# Text to read
Choose how high you want the eaves of the porch to be, and whether you are g0ing to have a ceiling or expose the rafters. The latter decision should be informed by whether you may insulate the porch in the future - and that in turn informs where you locate the soffit vents. If the porch will remain open you can leave the vents as they are on the rest of the roof, otherwise move them to the eaves of the porch.
Start with the assumption that the porch roof will be a minimum slope of 3/12, but can be increased. Draw elevations to see whether increasing the roof pitch or adjusting the height of the eaves makes it look better. As long as you tell the truss supplier where the porch framing will bear it makes no difference which option you choose. If you decide to go with a ceiling, you might as well include the porch framing in your truss package.
Thank you for the input. Haven't decided on ceiling vs. open rafter for certain. I did assume that with a ceiling, you would move the soffit vents to the eave of the porch, but I'm not sure what the detail would look like with open rafters and the soffits in the normal place against the house. With open rafters on the porch, would you build a normal eave with soffits just as if the porch wasn't there, or is there a modification needed?
It depends where the rafters hit as to whether you continue the main roof as though the porch wasn't there. If they land quite a distance up the main roof, then yes the eaves and soffits would be continuous. If they hit at the exterior wall then you can stop them at the edge of the porch. In the latter situation you can mount vents on the exterior wall at the top.
In terms of ease of construction, a porch framed with trusses and a ceiling is a lot simpler.
If the porch has a ceiling and the rafters attach to the front edge of the truss (at the top of the heel), would the attached sketch be roughly correct?
Basically, it's like the porch becomes a really deep eave overhang with everything else being the same as normal eave overhangs and no porch. Yes?
Yes. The only thing to look out for is the location of a ledger if one is provided. If it is flush with the porch rafters it will block the ventilation path.
Can you drop the porch roof that far and still have headroom inside? From the sketch it looks several feet below the interior ceiling.

# Task goal
Resume the porch roof framing discussion, picking up after its final sentence. The lines after this discussion of porch roof framing are not needed.

# Supplied material
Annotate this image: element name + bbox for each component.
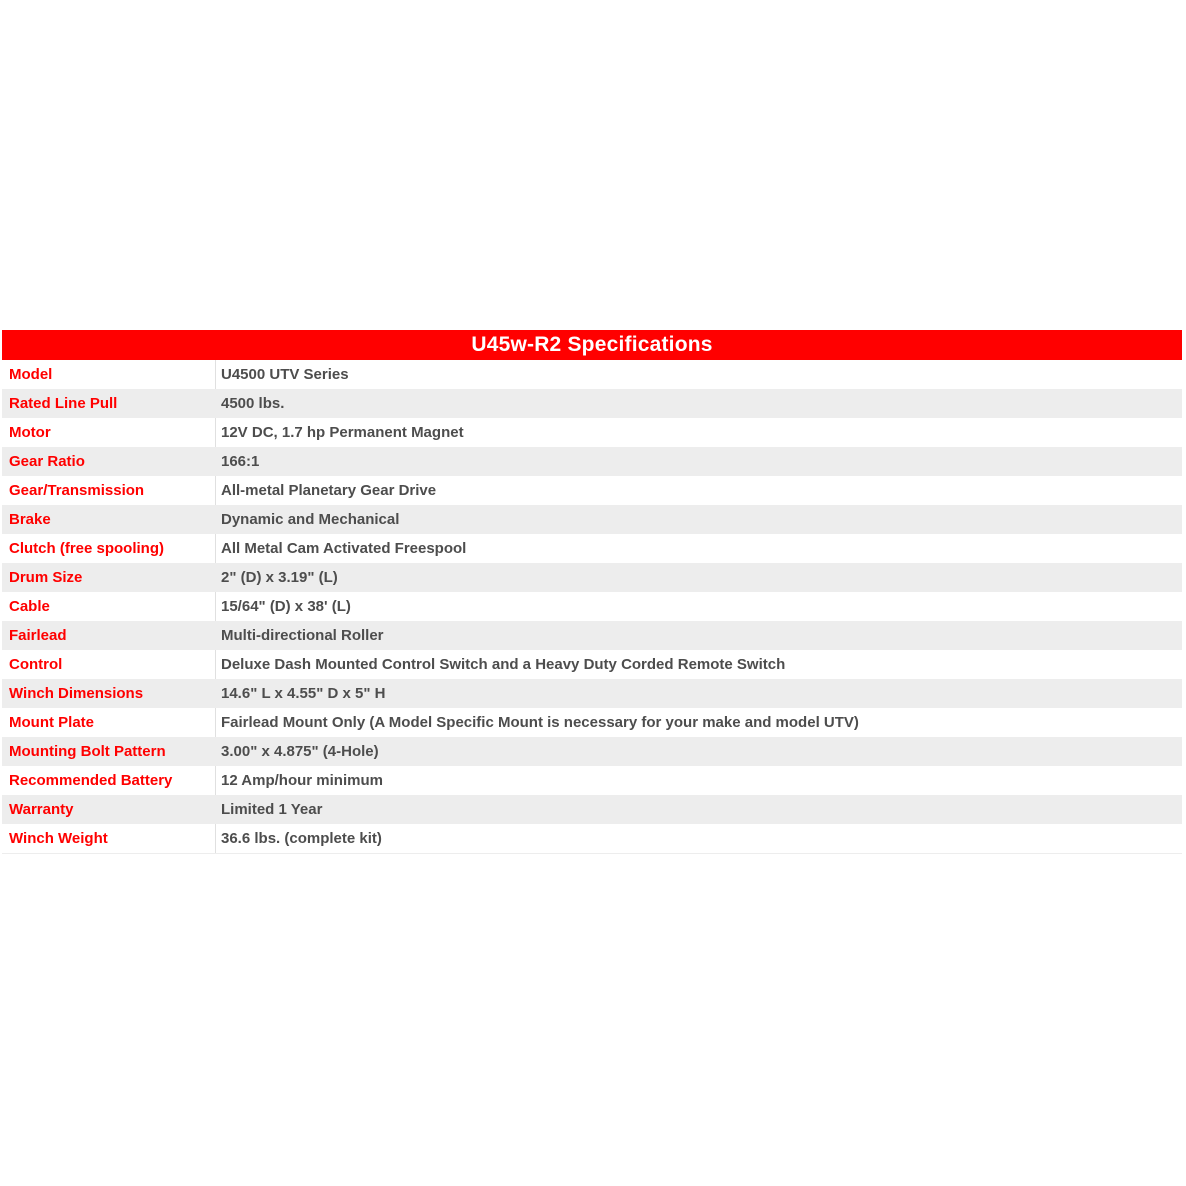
table-row <box>2 679 1182 708</box>
table-row <box>2 563 1182 592</box>
spec-label: Brake <box>9 511 51 528</box>
specifications-table <box>2 330 1182 854</box>
spec-value: 12 Amp/hour minimum <box>215 766 1182 795</box>
table-body <box>2 360 1182 854</box>
spec-label: Winch Weight <box>9 830 108 847</box>
spec-label: Fairlead <box>9 627 67 644</box>
spec-value: All Metal Cam Activated Freespool <box>215 534 1182 563</box>
spec-value: 4500 lbs. <box>221 395 285 412</box>
spec-label: Mount Plate <box>9 714 94 731</box>
spec-label: Rated Line Pull <box>9 395 118 412</box>
spec-value: 15/64" (D) x 38' (L) <box>215 592 1182 621</box>
spec-label: Gear Ratio <box>9 453 85 470</box>
spec-label: Winch Dimensions <box>9 685 144 702</box>
spec-label: Recommended Battery <box>9 772 173 789</box>
spec-value: 14.6" L x 4.55" D x 5" H <box>221 685 386 702</box>
spec-label: Model <box>9 366 53 383</box>
table-row <box>2 824 1182 853</box>
table-row <box>2 766 1182 795</box>
spec-value: Multi-directional Roller <box>221 627 384 644</box>
spec-label: Warranty <box>9 801 74 818</box>
spec-value: Deluxe Dash Mounted Control Switch and a Heavy Duty Corded Remote Switch <box>215 650 1182 679</box>
table-title: U45w-R2 Specifications <box>2 330 1182 360</box>
spec-label: Clutch (free spooling) <box>9 540 164 557</box>
table-row <box>2 737 1182 766</box>
spec-value: 12V DC, 1.7 hp Permanent Magnet <box>215 418 1182 447</box>
spec-value: Limited 1 Year <box>221 801 323 818</box>
table-row <box>2 505 1182 534</box>
spec-label: Control <box>9 656 63 673</box>
spec-value: 3.00" x 4.875" (4-Hole) <box>221 743 379 760</box>
table-row <box>2 389 1182 418</box>
spec-label: Motor <box>9 424 51 441</box>
spec-label: Gear/Transmission <box>9 482 145 499</box>
spec-label: Drum Size <box>9 569 83 586</box>
spec-value: Fairlead Mount Only (A Model Specific Mount is necessary for your make and model UTV) <box>215 708 1182 737</box>
spec-label: Mounting Bolt Pattern <box>9 743 166 760</box>
spec-value: Dynamic and Mechanical <box>221 511 400 528</box>
table-row <box>2 795 1182 824</box>
table-row <box>2 360 1182 389</box>
spec-label: Cable <box>9 598 50 615</box>
table-row <box>2 592 1182 621</box>
table-row <box>2 534 1182 563</box>
table-row <box>2 708 1182 737</box>
spec-value: 36.6 lbs. (complete kit) <box>215 824 1182 853</box>
table-row <box>2 418 1182 447</box>
spec-value: All-metal Planetary Gear Drive <box>215 476 1182 505</box>
table-row <box>2 650 1182 679</box>
spec-value: 2" (D) x 3.19" (L) <box>221 569 338 586</box>
spec-value: U4500 UTV Series <box>215 360 1182 389</box>
table-row <box>2 447 1182 476</box>
table-row <box>2 476 1182 505</box>
spec-value: 166:1 <box>221 453 260 470</box>
table-row <box>2 621 1182 650</box>
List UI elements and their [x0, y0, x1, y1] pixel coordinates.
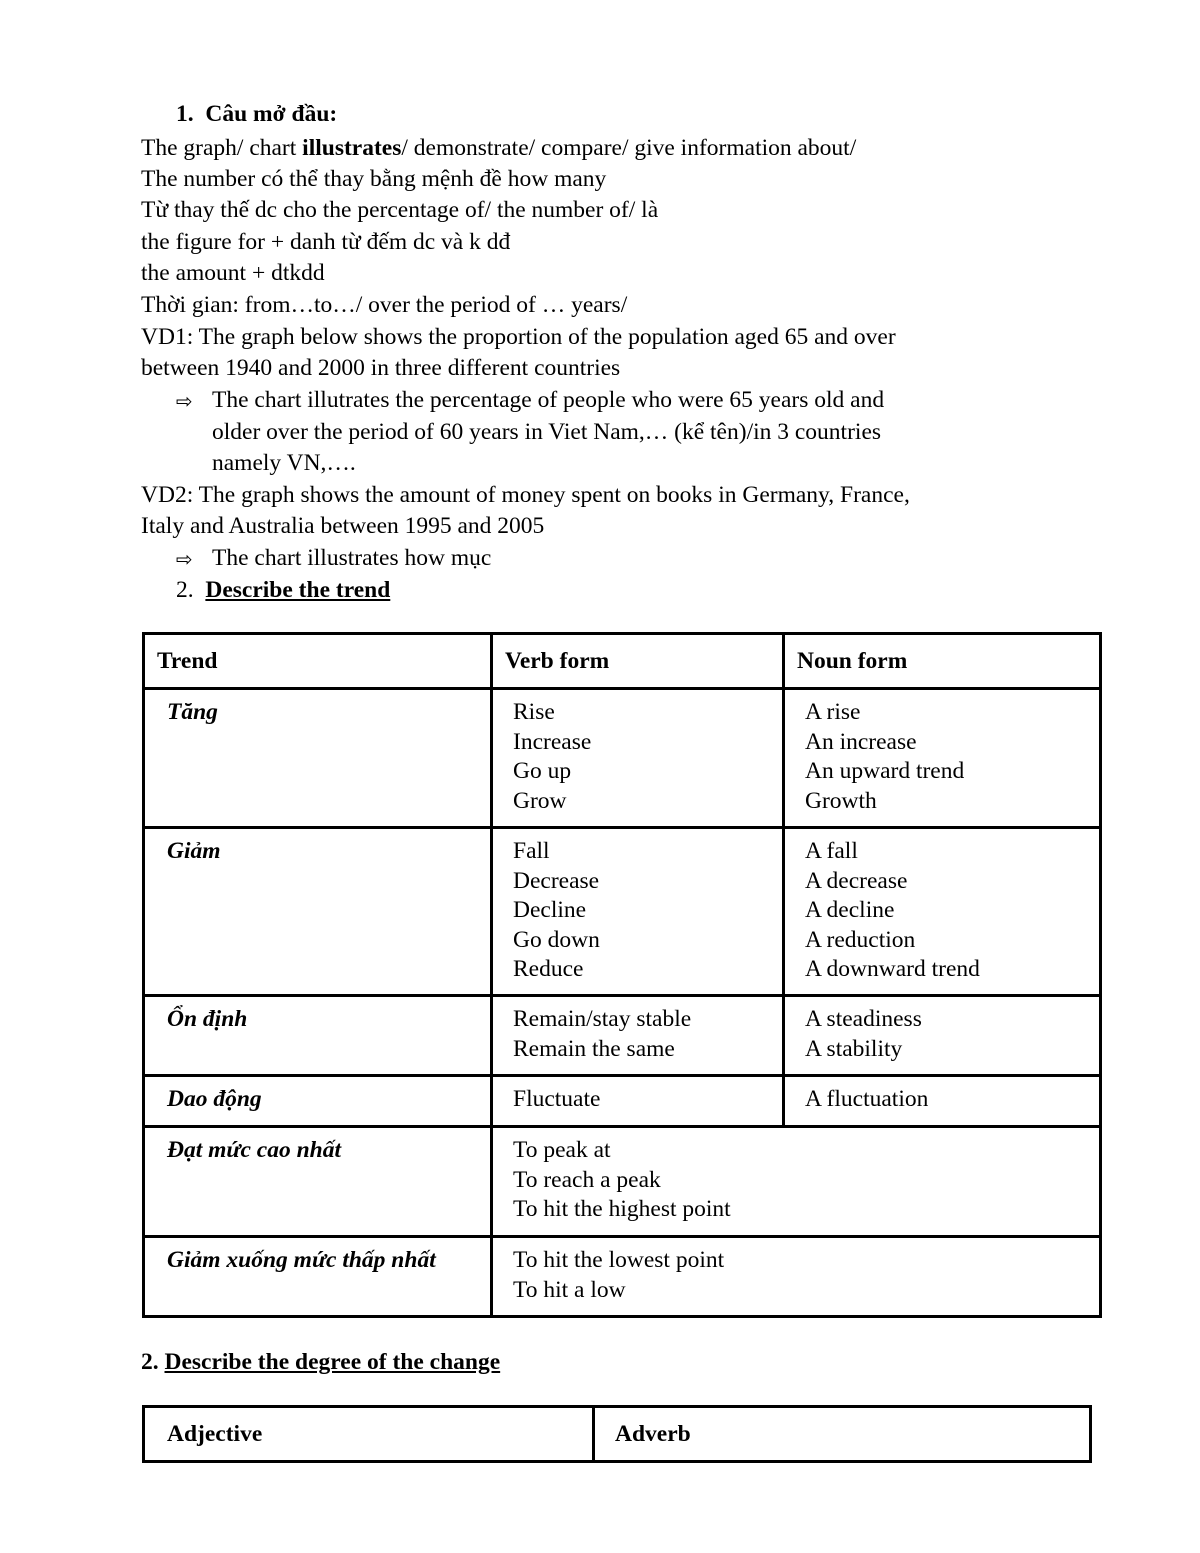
noun-form-cell [784, 828, 1101, 996]
degree-table-header [144, 1407, 1091, 1462]
trend-table-header [144, 634, 1101, 689]
noun-form-item: A fluctuation [805, 1086, 929, 1112]
section-2-number: 2. [176, 577, 194, 603]
noun-form-cell [784, 996, 1101, 1076]
table-row [144, 689, 1101, 828]
intro-line-1 [141, 134, 856, 162]
verb-form-item: To reach a peak [513, 1166, 661, 1193]
intro-line-5: the amount + dtkdd [141, 260, 325, 286]
intro-line-2: The number có thể thay bằng mệnh đề how many [141, 166, 607, 192]
trend-label: Ổn định [167, 1006, 248, 1032]
verb-form-cell [492, 689, 784, 828]
verb-form-item: Increase [513, 728, 592, 755]
header-adjective-label: Adjective [167, 1421, 263, 1447]
verb-form-item: Decrease [513, 867, 600, 894]
verb-form-item: Remain the same [513, 1035, 675, 1062]
intro-line-3: Từ thay thế dc cho the percentage of/ the number of/ là [141, 197, 659, 223]
table-row [144, 1127, 1101, 1237]
noun-form-item: A decrease [805, 867, 908, 894]
verb-form-item: To peak at [513, 1137, 611, 1163]
trend-label: Dao động [167, 1086, 262, 1112]
trend-label: Đạt mức cao nhất [167, 1137, 342, 1163]
verb-form-item: Decline [513, 897, 587, 923]
verb-form-item: Reduce [513, 956, 584, 982]
example-1-line-b: between 1940 and 2000 in three different countries [141, 355, 621, 381]
table-row [144, 1237, 1101, 1317]
noun-form-item: A stability [805, 1035, 903, 1062]
table-row [144, 996, 1101, 1076]
intro-heading [176, 100, 337, 128]
answer-1-line-b: older over the period of 60 years in Viet Nam,… (kể tên)/in 3 countries [212, 419, 882, 445]
verb-form-item: Rise [513, 699, 555, 725]
verb-form-item: Grow [513, 787, 567, 814]
line1-part-a: The graph/ chart [141, 135, 303, 161]
verb-form-cell [492, 828, 784, 996]
verb-form-item: Fall [513, 838, 550, 864]
trend-cell [144, 689, 492, 828]
degree-table [142, 1405, 1092, 1463]
trend-cell [144, 996, 492, 1076]
header-cell-noun [784, 634, 1101, 689]
trend-label: Giảm xuống mức thấp nhất [167, 1247, 436, 1273]
section-2-title: Describe the trend [205, 577, 391, 603]
verb-form-item: Go up [513, 758, 572, 784]
trend-cell [144, 1076, 492, 1127]
section-3-number: 2. [141, 1349, 159, 1375]
intro-line-4: the figure for + danh từ đếm dc và k dđ [141, 229, 511, 255]
header-adverb-label: Adverb [615, 1421, 691, 1447]
verb-form-item: To hit the highest point [513, 1196, 731, 1222]
verb-form-item: To hit the lowest point [513, 1247, 725, 1273]
heading-text: Câu mở đầu: [205, 101, 338, 127]
noun-form-item: A steadiness [805, 1006, 922, 1032]
header-noun-label: Noun form [797, 648, 908, 674]
answer-1-line-a: The chart illutrates the percentage of people who were 65 years old and [212, 387, 885, 413]
heading-number: 1. [176, 101, 194, 127]
arrow-right-icon: ⇨ [176, 389, 193, 413]
header-cell-trend [144, 634, 492, 689]
verb-form-cell [492, 1127, 1101, 1237]
header-verb-label: Verb form [505, 648, 610, 674]
verb-form-item: To hit a low [513, 1276, 626, 1303]
header-cell-adjective [144, 1407, 594, 1462]
arrow-right-icon: ⇨ [176, 547, 193, 571]
noun-form-item: Growth [805, 787, 877, 814]
answer-2: The chart illustrates how mục [212, 545, 492, 571]
line1-part-c: / demonstrate/ compare/ give information about/ [401, 135, 857, 161]
noun-form-item: A downward trend [805, 956, 980, 982]
trend-label: Tăng [167, 699, 218, 725]
noun-form-item: A rise [805, 699, 861, 725]
table-row [144, 828, 1101, 996]
noun-form-item: A decline [805, 897, 895, 923]
header-trend-label: Trend [157, 648, 218, 674]
line1-bold-word: illustrates [302, 135, 402, 161]
verb-form-item: Remain/stay stable [513, 1006, 692, 1032]
noun-form-cell [784, 689, 1101, 828]
verb-form-cell [492, 1237, 1101, 1317]
trend-table [142, 632, 1102, 1318]
answer-1-line-c: namely VN,…. [212, 450, 356, 476]
header-cell-verb [492, 634, 784, 689]
trend-label: Giảm [167, 838, 221, 864]
verb-form-cell [492, 996, 784, 1076]
trend-cell [144, 1237, 492, 1317]
example-2-line-a: VD2: The graph shows the amount of money spent on books in Germany, France, [141, 482, 910, 508]
example-2-line-b: Italy and Australia between 1995 and 2005 [141, 513, 545, 539]
noun-form-cell [784, 1076, 1101, 1127]
trend-cell [144, 1127, 492, 1237]
verb-form-item: Go down [513, 926, 600, 953]
intro-line-6: Thời gian: from…to…/ over the period of … years/ [141, 292, 628, 318]
example-1-line-a: VD1: The graph below shows the proportion of the population aged 65 and over [141, 324, 896, 350]
trend-cell [144, 828, 492, 996]
header-cell-adverb [594, 1407, 1091, 1462]
noun-form-item: A fall [805, 838, 858, 864]
section-3-heading [141, 1348, 500, 1376]
section-3-title: Describe the degree of the change [164, 1349, 501, 1375]
verb-form-cell [492, 1076, 784, 1127]
verb-form-item: Fluctuate [513, 1086, 601, 1112]
noun-form-item: A reduction [805, 926, 916, 953]
noun-form-item: An upward trend [805, 758, 965, 784]
section-2-heading [176, 576, 390, 604]
table-row [144, 1076, 1101, 1127]
noun-form-item: An increase [805, 728, 917, 755]
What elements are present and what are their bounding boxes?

# Reply to the task
Also, to your question about headroom..the interior ceilings are 9' so the porch ceiling in that drawing is about 7'6". So may ideally want a little more height, but it seems that moving the rafter up to where it lands on top of the truss top chord would not really change much in regards to the ventilation path or location of the soffit vents, yes?
If I move the rafter up the top chord enough for an 8' porch ceiling, we get something like this maybe?
You are on the right track and both variations work. I'd step back and concentrate on making the porch somewhere so nice you want to be there as often as you can. Perhaps forgo GBA for a bit and look at Houz.
On the last sketch you posted you don't need the vent-channels. Just cut back the sheathing on the main roof in between the porch rafters.
Not entirely sure I understand why the vent baffle would be needed in one instance and not the other. Can help me understand why this is?
Point taken on fleshing out the details. I will work out more of what I actually want the porch to be.
The baffles are only necessary if the insulation is deep enough that it would impede the air-flow at the exterior walls. Typically people choose the height of their raised-heel trusses so they have the same height there as the insulation they want throughout the attic, so the baffles keep things clear. In your last detail, the porch rafters hit the roof well above the level of the insulation. All you need there are large holes in the sheathing on the main roof in between the porch rafters to allow air-flow between the two spaces.